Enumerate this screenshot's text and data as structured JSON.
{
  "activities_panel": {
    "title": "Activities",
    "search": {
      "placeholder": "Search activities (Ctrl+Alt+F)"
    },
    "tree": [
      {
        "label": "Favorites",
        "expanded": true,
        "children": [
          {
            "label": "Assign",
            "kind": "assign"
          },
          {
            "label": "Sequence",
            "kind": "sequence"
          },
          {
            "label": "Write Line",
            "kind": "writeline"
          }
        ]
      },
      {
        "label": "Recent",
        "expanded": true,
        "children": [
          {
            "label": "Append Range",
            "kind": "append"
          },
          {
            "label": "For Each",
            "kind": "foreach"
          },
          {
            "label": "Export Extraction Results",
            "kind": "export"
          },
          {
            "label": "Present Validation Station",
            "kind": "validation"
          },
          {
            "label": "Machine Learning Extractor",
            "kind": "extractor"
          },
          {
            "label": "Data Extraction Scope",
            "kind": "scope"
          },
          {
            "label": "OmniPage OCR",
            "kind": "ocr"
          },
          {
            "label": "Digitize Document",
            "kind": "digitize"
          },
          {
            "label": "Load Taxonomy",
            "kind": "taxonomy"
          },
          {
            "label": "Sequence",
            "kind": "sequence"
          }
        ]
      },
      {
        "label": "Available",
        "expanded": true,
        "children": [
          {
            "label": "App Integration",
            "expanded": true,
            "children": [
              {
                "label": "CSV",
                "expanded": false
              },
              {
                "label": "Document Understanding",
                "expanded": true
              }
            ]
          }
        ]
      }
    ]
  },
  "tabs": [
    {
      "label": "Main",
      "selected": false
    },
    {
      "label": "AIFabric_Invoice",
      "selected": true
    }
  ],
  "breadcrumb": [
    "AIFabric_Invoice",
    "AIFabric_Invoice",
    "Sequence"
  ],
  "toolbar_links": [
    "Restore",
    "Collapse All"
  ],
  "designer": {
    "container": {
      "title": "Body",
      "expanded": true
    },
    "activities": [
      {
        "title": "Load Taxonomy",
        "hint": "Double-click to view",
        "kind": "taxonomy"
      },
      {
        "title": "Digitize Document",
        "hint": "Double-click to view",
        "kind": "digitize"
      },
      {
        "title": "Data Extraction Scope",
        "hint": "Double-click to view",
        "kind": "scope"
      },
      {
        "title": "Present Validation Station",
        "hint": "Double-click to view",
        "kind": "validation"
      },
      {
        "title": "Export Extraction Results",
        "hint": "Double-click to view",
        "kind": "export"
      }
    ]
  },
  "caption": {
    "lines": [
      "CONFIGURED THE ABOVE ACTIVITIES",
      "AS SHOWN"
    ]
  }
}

REQUIRED TASK
Each line of the material above must be retyped precisely.

SOLUTION TO THE PROBLEM
Enumerate this screenshot's text and data as structured JSON.
{
  "activities_panel": {
    "title": "Activities",
    "search": {
      "placeholder": "Search activities (Ctrl+Alt+F)"
    },
    "tree": [
      {
        "label": "Favorites",
        "expanded": true,
        "children": [
          {
            "label": "Assign",
            "kind": "assign"
          },
          {
            "label": "Sequence",
            "kind": "sequence"
          },
          {
            "label": "Write Line",
            "kind": "writeline"
          }
        ]
      },
      {
        "label": "Recent",
        "expanded": true,
        "children": [
          {
            "label": "Append Range",
            "kind": "append"
          },
          {
            "label": "For Each",
            "kind": "foreach"
          },
          {
            "label": "Export Extraction Results",
            "kind": "export"
          },
          {
            "label": "Present Validation Station",
            "kind": "validation"
          },
          {
            "label": "Machine Learning Extractor",
            "kind": "extractor"
          },
          {
            "label": "Data Extraction Scope",
            "kind": "scope"
          },
          {
            "label": "OmniPage OCR",
            "kind": "ocr"
          },
          {
            "label": "Digitize Document",
            "kind": "digitize"
          },
          {
            "label": "Load Taxonomy",
            "kind": "taxonomy"
          },
          {
            "label": "Sequence",
            "kind": "sequence"
          }
        ]
      },
      {
        "label": "Available",
        "expanded": true,
        "children": [
          {
            "label": "App Integration",
            "expanded": true,
            "children": [
              {
                "label": "CSV",
                "expanded": false
              },
              {
                "label": "Document Understanding",
                "expanded": true
              }
            ]
          }
        ]
      }
    ]
  },
  "tabs": [
    {
      "label": "Main",
      "selected": false
    },
    {
      "label": "AIFabric_Invoice",
      "selected": true
    }
  ],
  "breadcrumb": [
    "AIFabric_Invoice",
    "AIFabric_Invoice",
    "Sequence"
  ],
  "toolbar_links": [
    "Restore",
    "Collapse All"
  ],
  "designer": {
    "container": {
      "title": "Body",
      "expanded": true
    },
    "activities": [
      {
        "title": "Load Taxonomy",
        "hint": "Double-click to view",
        "kind": "taxonomy"
      },
      {
        "title": "Digitize Document",
        "hint": "Double-click to view",
        "kind": "digitize"
      },
      {
        "title": "Data Extraction Scope",
        "hint": "Double-click to view",
        "kind": "scope"
      },
      {
        "title": "Present Validation Station",
        "hint": "Double-click to view",
        "kind": "validation"
      },
      {
        "title": "Export Extraction Results",
        "hint": "Double-click to view",
        "kind": "export"
      }
    ]
  },
  "caption": {
    "lines": [
      "CONFIGURED THE ABOVE ACTIVITIES",
      "AS SHOWN"
    ]
  }
}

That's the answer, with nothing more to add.